Prompt
Give all of the lines again exactly as they read.

Extracted data entries
:::::

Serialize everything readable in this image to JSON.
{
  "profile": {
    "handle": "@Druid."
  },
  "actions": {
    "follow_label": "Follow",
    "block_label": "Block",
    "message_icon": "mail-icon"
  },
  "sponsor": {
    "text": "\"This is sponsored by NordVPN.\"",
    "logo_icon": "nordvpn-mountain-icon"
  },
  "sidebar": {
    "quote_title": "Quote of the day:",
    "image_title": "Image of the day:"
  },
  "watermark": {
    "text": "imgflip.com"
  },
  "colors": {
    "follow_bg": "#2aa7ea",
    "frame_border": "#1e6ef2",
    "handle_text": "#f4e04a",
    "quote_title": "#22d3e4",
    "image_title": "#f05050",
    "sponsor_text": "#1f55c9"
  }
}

:::::

Completed task
Serialize everything readable in this image to JSON.
{
  "profile": {
    "handle": "@Druid."
  },
  "actions": {
    "follow_label": "Follow",
    "block_label": "Block",
    "message_icon": "mail-icon"
  },
  "sponsor": {
    "text": "\"This is sponsored by NordVPN.\"",
    "logo_icon": "nordvpn-mountain-icon"
  },
  "sidebar": {
    "quote_title": "Quote of the day:",
    "image_title": "Image of the day:"
  },
  "watermark": {
    "text": "imgflip.com"
  },
  "colors": {
    "follow_bg": "#2aa7ea",
    "frame_border": "#1e6ef2",
    "handle_text": "#f4e04a",
    "quote_title": "#22d3e4",
    "image_title": "#f05050",
    "sponsor_text": "#1f55c9"
  }
}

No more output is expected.